• _Material to process_
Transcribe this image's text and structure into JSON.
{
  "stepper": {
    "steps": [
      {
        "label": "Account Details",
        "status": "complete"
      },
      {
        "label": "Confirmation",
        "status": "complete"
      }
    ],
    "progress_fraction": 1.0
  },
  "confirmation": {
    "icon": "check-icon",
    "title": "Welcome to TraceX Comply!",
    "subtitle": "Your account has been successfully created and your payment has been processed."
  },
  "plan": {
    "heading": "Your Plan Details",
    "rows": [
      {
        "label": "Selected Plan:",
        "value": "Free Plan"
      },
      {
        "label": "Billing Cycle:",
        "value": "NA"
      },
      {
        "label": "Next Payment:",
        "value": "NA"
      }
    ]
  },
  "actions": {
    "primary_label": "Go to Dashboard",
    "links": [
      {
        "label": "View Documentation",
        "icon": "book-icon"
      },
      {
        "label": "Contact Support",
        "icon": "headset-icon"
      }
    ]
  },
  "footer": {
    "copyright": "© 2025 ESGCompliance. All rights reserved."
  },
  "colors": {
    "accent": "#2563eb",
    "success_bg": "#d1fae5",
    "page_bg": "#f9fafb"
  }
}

• _Instructions to follow_
From the entries above, copy each line holding "Your".

• _Result_
    "subtitle": "Your account has been successfully created and your payment has been processed."
    "heading": "Your Plan Details",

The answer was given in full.